● **Material supplied**:

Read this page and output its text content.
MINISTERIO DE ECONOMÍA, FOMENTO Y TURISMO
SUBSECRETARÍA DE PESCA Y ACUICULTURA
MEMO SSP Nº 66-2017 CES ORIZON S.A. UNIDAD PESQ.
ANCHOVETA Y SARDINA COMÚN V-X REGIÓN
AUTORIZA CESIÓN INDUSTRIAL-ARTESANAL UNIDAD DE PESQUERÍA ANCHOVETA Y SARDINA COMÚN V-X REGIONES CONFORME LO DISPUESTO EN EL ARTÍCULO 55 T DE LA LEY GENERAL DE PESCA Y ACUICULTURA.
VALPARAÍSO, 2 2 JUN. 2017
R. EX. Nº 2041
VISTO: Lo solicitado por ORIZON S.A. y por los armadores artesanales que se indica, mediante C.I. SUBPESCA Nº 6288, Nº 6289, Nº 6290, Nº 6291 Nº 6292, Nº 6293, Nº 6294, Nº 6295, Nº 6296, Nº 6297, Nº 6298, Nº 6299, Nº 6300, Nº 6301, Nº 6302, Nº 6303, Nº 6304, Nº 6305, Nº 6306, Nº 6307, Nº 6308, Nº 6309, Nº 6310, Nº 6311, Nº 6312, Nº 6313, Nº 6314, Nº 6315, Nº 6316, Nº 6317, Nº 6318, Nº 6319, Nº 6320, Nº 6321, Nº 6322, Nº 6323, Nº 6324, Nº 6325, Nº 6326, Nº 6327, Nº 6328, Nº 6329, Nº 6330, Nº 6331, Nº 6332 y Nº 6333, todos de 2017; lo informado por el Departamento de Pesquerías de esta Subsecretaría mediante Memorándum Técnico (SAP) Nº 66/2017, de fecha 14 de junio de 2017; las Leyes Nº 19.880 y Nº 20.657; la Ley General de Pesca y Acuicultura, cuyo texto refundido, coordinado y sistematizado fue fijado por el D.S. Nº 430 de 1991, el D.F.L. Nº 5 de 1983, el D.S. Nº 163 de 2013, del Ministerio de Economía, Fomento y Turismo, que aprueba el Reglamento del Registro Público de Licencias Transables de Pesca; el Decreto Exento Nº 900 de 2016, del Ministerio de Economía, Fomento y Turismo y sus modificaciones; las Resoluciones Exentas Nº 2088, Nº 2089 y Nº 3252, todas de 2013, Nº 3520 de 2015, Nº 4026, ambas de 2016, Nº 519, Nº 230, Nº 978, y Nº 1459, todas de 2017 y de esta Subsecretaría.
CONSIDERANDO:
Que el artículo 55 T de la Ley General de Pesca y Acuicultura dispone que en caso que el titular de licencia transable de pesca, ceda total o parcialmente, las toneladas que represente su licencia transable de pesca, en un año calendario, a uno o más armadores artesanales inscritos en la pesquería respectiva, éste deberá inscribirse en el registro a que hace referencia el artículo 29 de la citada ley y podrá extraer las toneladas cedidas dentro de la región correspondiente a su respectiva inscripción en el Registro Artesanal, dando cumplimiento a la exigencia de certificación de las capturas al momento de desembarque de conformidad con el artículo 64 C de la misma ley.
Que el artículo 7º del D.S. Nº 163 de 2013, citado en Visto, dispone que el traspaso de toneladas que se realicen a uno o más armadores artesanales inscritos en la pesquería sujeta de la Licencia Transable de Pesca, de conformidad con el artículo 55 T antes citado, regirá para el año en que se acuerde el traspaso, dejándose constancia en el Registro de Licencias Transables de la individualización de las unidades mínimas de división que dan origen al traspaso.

● **Written task**: Among the entries above, how many lines hold the string "SARDINA"? Respond with nothing but the number.

● **Right answer**: 2